▶ _EXERCISE_
In the records below, find the line that contains "OCR this image.". Retype that line and all the lines after it through the end, leaving out the pictures.

▶ _SUPPLIED RECORDS_
+--

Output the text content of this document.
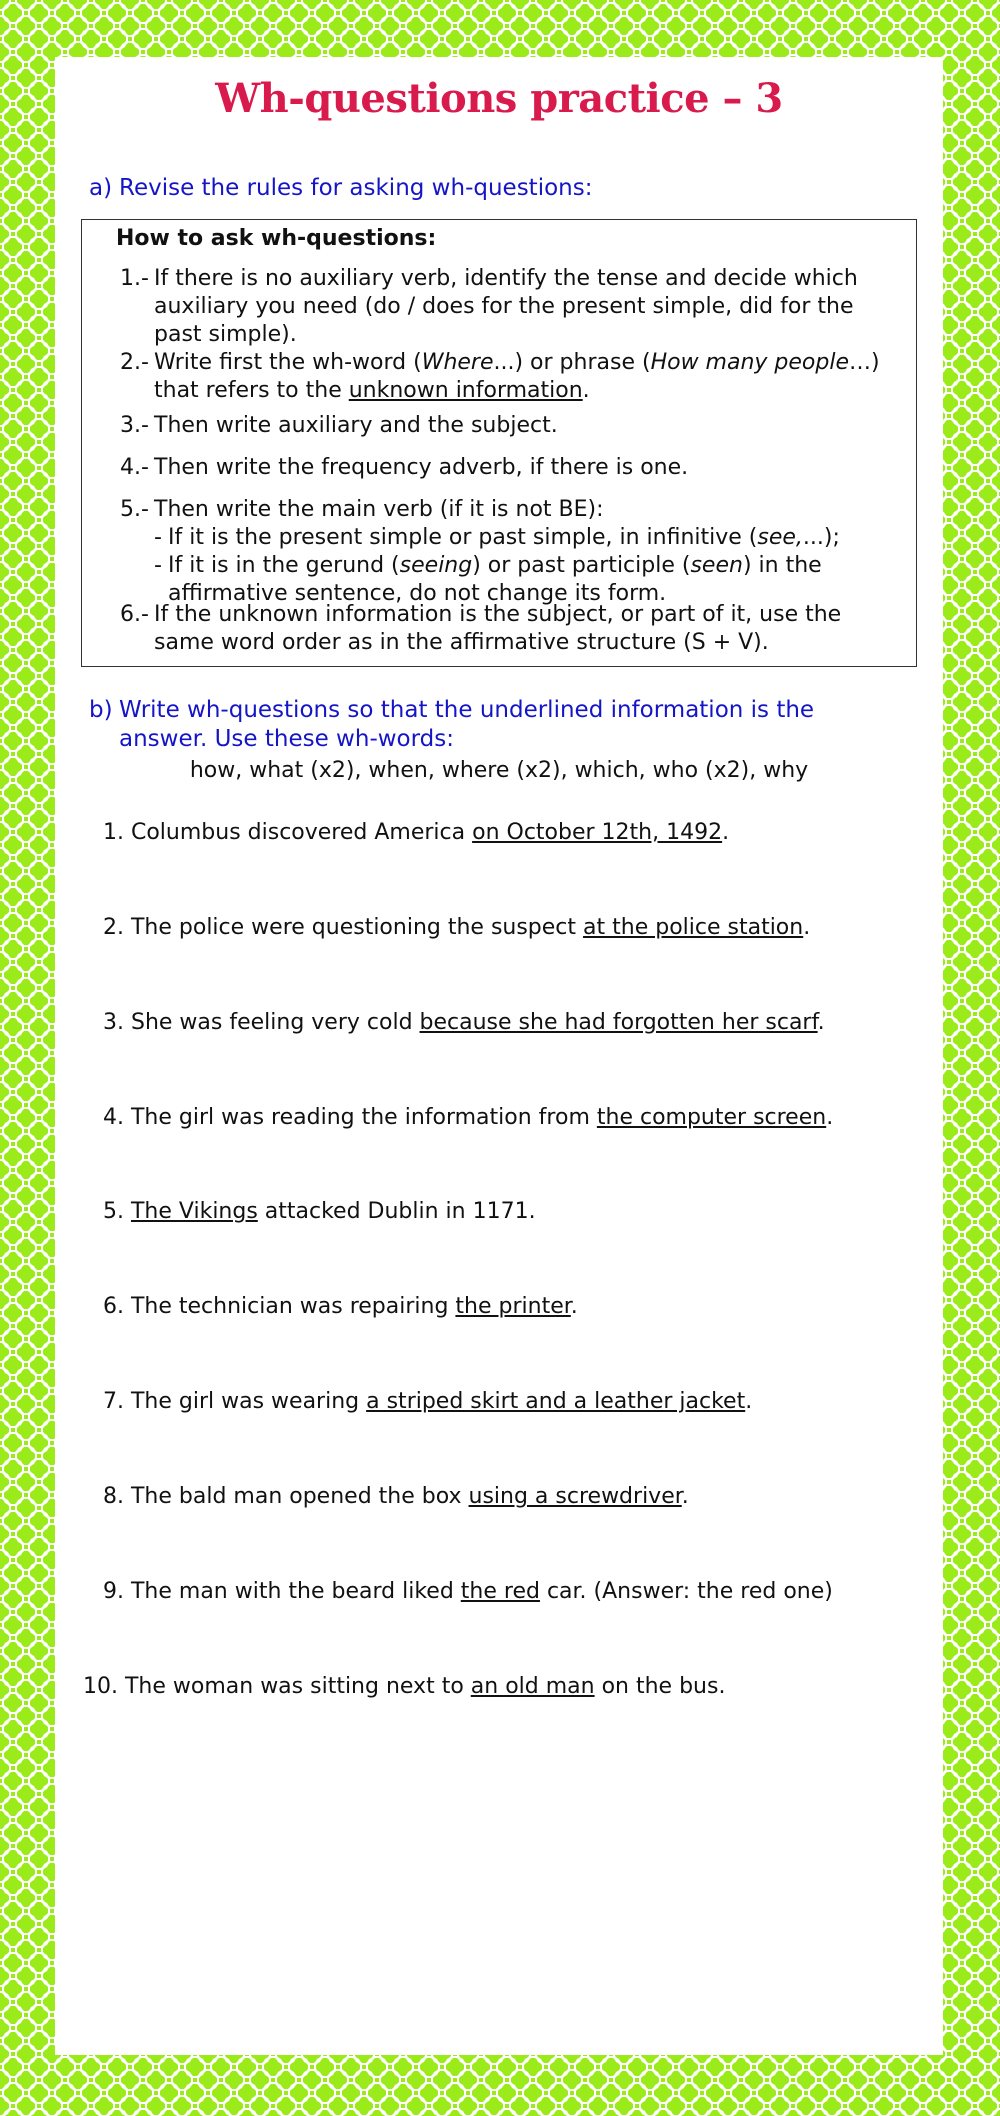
Wh-questions practice – 3
a) Revise the rules for asking wh-questions:
How to ask wh-questions:
1.- If there is no auxiliary verb, identify the tense and decide which auxiliary you need (do / does for the present simple, did for the past simple).
2.- Write first the wh-word (Where...) or phrase (How many people…) that refers to the unknown information.
3.- Then write auxiliary and the subject.
4.- Then write the frequency adverb, if there is one.
5.- Then write the main verb (if it is not BE):
- If it is the present simple or past simple, in infinitive (see,...);
- If it is in the gerund (seeing) or past participle (seen) in the affirmative sentence, do not change its form.
6.- If the unknown information is the subject, or part of it, use the same word order as in the affirmative structure (S + V).
b) Write wh-questions so that the underlined information is the answer. Use these wh-words:
how, what (x2), when, where (x2), which, who (x2), why
1. Columbus discovered America on October 12th, 1492.
2. The police were questioning the suspect at the police station.
3. She was feeling very cold because she had forgotten her scarf.
4. The girl was reading the information from the computer screen.
5. The Vikings attacked Dublin in 1171.
6. The technician was repairing the printer.
7. The girl was wearing a striped skirt and a leather jacket.
8. The bald man opened the box using a screwdriver.
9. The man with the beard liked the red car. (Answer: the red one)
10. The woman was sitting next to an old man on the bus.
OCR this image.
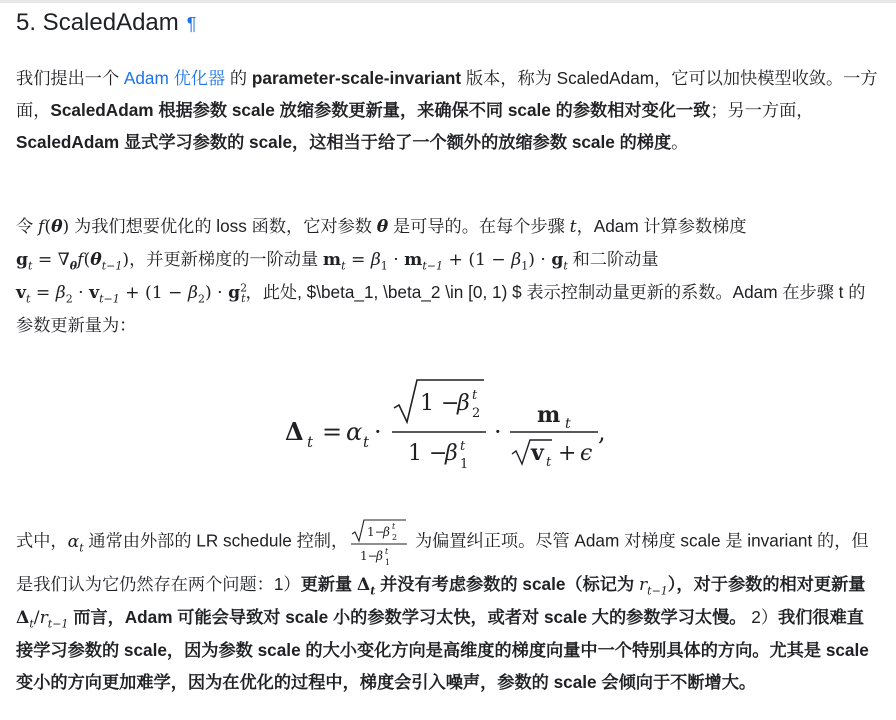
5. ScaledAdam ¶

我们提出一个 Adam 优化器 的 parameter-scale-invariant 版本，称为 ScaledAdam，它可以加快模型收敛。一方面，ScaledAdam 根据参数 scale 放缩参数更新量，来确保不同 scale 的参数相对变化一致；另一方面，ScaledAdam 显式学习参数的 scale，这相当于给了一个额外的放缩参数 scale 的梯度。

令 f(θ) 为我们想要优化的 loss 函数，它对参数 θ 是可导的。在每个步骤 t，Adam 计算参数梯度
$g_t = \nabla_\theta f(\theta_{t-1})$，并更新梯度的一阶动量 $m_t = \beta_1 \cdot m_{t-1} + (1 - \beta_1) \cdot g_t$ 和二阶动量
$v_t = \beta_2 \cdot v_{t-1} + (1 - \beta_2) \cdot g^2_t$，此处, $\beta_1, \beta_2 \in [0, 1) $ 表示控制动量更新的系数。Adam 在步骤 t 的参数更新量为：

Δ t = α t ·
1 −
β t
2
1 −
β t
1
·
m t
v t + ϵ
,

式中，$\alpha_t$ 通常由外部的 LR schedule 控制， 1−
β t
2
1−
β t
1
为偏置纠正项。尽管 Adam 对梯度 scale 是 invariant 的，但是我们认为它仍然存在两个问题：1）更新量 $\Delta_t$ 并没有考虑参数的 scale（标记为 $r_{t-1}$），对于参数的相对更新量 $\Delta_t/r_{t-1}$ 而言，Adam 可能会导致对 scale 小的参数学习太快，或者对 scale 大的参数学习太慢。 2）我们很难直接学习参数的 scale，因为参数 scale 的大小变化方向是高维度的梯度向量中一个特别具体的方向。尤其是 scale 变小的方向更加难学，因为在优化的过程中，梯度会引入噪声，参数的 scale 会倾向于不断增大。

+--

▶ _WRITTEN SOLUTION_
OCR this image.
5. ScaledAdam ¶

我们提出一个 Adam 优化器 的 parameter-scale-invariant 版本，称为 ScaledAdam，它可以加快模型收敛。一方面，ScaledAdam 根据参数 scale 放缩参数更新量，来确保不同 scale 的参数相对变化一致；另一方面，ScaledAdam 显式学习参数的 scale，这相当于给了一个额外的放缩参数 scale 的梯度。

令 f(θ) 为我们想要优化的 loss 函数，它对参数 θ 是可导的。在每个步骤 t，Adam 计算参数梯度
$g_t = \nabla_\theta f(\theta_{t-1})$，并更新梯度的一阶动量 $m_t = \beta_1 \cdot m_{t-1} + (1 - \beta_1) \cdot g_t$ 和二阶动量
$v_t = \beta_2 \cdot v_{t-1} + (1 - \beta_2) \cdot g^2_t$，此处, $\beta_1, \beta_2 \in [0, 1) $ 表示控制动量更新的系数。Adam 在步骤 t 的参数更新量为：

Δ t = α t ·
1 −
β t
2
1 −
β t
1
·
m t
v t + ϵ
,

式中，$\alpha_t$ 通常由外部的 LR schedule 控制， 1−
β t
2
1−
β t
1
为偏置纠正项。尽管 Adam 对梯度 scale 是 invariant 的，但是我们认为它仍然存在两个问题：1）更新量 $\Delta_t$ 并没有考虑参数的 scale（标记为 $r_{t-1}$），对于参数的相对更新量 $\Delta_t/r_{t-1}$ 而言，Adam 可能会导致对 scale 小的参数学习太快，或者对 scale 大的参数学习太慢。 2）我们很难直接学习参数的 scale，因为参数 scale 的大小变化方向是高维度的梯度向量中一个特别具体的方向。尤其是 scale 变小的方向更加难学，因为在优化的过程中，梯度会引入噪声，参数的 scale 会倾向于不断增大。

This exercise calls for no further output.